▶ Zu erledigende Aufgaben:
1. Welche zwei Gestalten aus den Mythen und Legenden der Heimat nennt der Text über die Sorben in Texas?
2. Führe den Text über die Sorben in Texas nach seinem letzten Satz weiter.

▶ Ausgewählter Text:
******************************

Zu Beginn des 20. Jahrhunderts, verstärkt nach Ausbruch des Ersten Weltkrieges, verschob sich die Sprachnutzung dann von Deutsch zu Englisch, auch die Kirchen- und Verwaltungssprache wurde auf Englisch umgestellt.
Während die Sprache schwand, hielten sich die sorbischen Bräuche und Traditionen noch lange. Die kirchlichen Feiertage und Hochzeiten wurden nach sorbischer Art gefeiert. Auch die Mythen und Legenden aus der Heimat wie die Mittagsfrau (Pśezpołdnica) oder der Wassermann (Wódny muž) waren Bestandteil der sorbisch-texanischen Kultur. Auch Bücher und Zeitungen in Sorbisch gelangten regelmäßig nach Texas, vor allem religiöser Werke. Der Druck einer eigenen sorbischsprachigen Zeitung in Texas verlief nicht erfolgreich.

******************************

▶ Bereitgestellte Einträge:
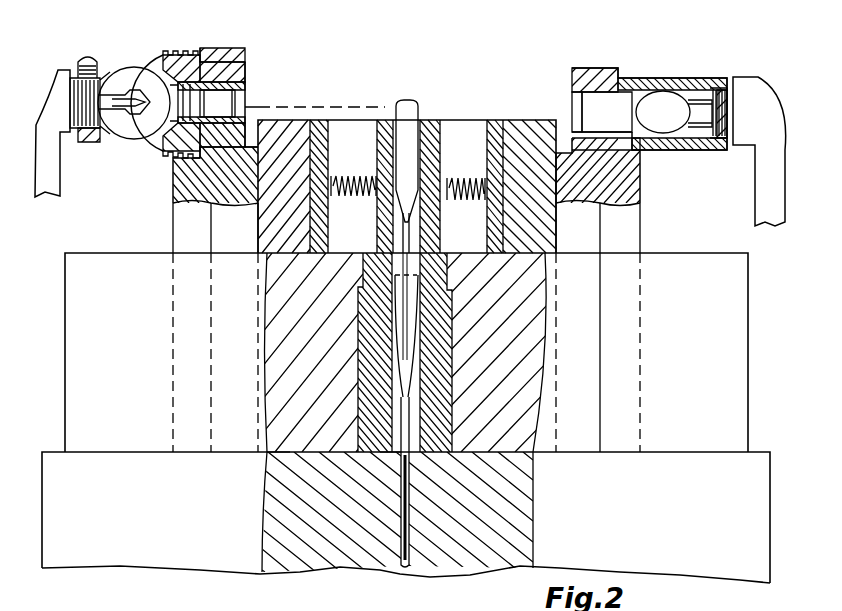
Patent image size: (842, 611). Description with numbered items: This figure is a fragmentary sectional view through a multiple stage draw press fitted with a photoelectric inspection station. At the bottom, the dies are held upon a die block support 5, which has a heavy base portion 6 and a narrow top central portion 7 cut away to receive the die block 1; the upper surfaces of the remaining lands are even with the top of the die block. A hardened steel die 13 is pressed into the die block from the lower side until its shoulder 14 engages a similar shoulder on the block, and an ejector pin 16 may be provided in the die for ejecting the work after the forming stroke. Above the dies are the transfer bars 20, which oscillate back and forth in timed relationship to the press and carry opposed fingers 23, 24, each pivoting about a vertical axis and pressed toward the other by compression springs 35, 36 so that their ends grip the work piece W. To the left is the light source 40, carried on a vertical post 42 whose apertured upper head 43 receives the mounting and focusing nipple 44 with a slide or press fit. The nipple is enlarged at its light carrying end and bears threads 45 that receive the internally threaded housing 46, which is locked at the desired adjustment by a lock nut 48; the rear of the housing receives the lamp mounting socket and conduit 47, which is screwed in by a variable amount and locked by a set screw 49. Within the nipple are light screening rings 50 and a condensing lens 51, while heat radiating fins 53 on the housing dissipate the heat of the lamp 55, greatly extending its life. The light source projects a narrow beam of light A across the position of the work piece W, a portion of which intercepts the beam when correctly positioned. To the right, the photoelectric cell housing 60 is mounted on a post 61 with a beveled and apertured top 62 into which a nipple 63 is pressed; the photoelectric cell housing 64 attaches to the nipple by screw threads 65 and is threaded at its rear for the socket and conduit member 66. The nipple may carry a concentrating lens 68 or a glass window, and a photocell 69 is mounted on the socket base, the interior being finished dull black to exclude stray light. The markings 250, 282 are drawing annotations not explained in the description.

The die block 1 is at (92, 332).
The die block support 5 is at (483, 556).
The heavy base portion 6 is at (75, 540).
The narrow top central portion 7 is at (255, 420).
The hardened steel die 13 is at (443, 393).
The shoulder 14 is at (362, 284).
The ejector pin 16 is at (402, 547).
The transfer bars 20 is at (298, 128).
The finger 23 is at (385, 121).
The finger 24 is at (436, 121).
The compression spring 35 is at (356, 197).
The compression spring 36 is at (465, 201).
The light source 40 is at (150, 101).
The vertical post 42 is at (190, 236).
The apertured upper head 43 is at (247, 64).
The mounting and focusing nipple 44 is at (240, 80).
The threads 45 is at (205, 60).
The housing 46 is at (195, 52).
The lamp mounting socket and conduit 47 is at (40, 120).
The lock nut 48 is at (222, 48).
The set screw 49 is at (88, 60).
The light screening rings 50 is at (200, 104).
The condensing lens 51 is at (250, 102).
The heat radiating fins 53 is at (138, 50).
The lamp 55 is at (132, 126).
The photoelectric cell housing 60 is at (667, 128).
The post 61 is at (624, 240).
The beveled and apertured top 62 is at (588, 78).
The nipple 63 is at (602, 78).
The photoelectric cell housing 64 is at (655, 78).
The screw threads 65 is at (625, 84).
The socket and conduit member 66 is at (760, 118).
The concentrating lens 68 is at (576, 108).
The photocell 69 is at (668, 106).
The die edge 250 is at (282, 530).
The die edge 282 is at (370, 531).
The beam of light A is at (268, 107).
The work piece W is at (405, 148).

******************************

▶ Ergebnisse der Aufgaben:
1. Die Mittagsfrau (Pśezpołdnica) und den Wassermann (Wódny muž).

2.
Die Verbindungen der Texaner Sorben in die Heimat beschränkte sich meist auf Briefe. Heute erinnern meist nur noch einzelne Grabsteine und die Ortsnamen an das Erbe der Sorben. Aber in den letzten Jahren haben sich einige Texaner Interesse an ihrer sorbischen Herkunft und Geschichte entwickelt und nehmen wieder erste Kontakte zu sorbischen Institutionen in Deutschland auf.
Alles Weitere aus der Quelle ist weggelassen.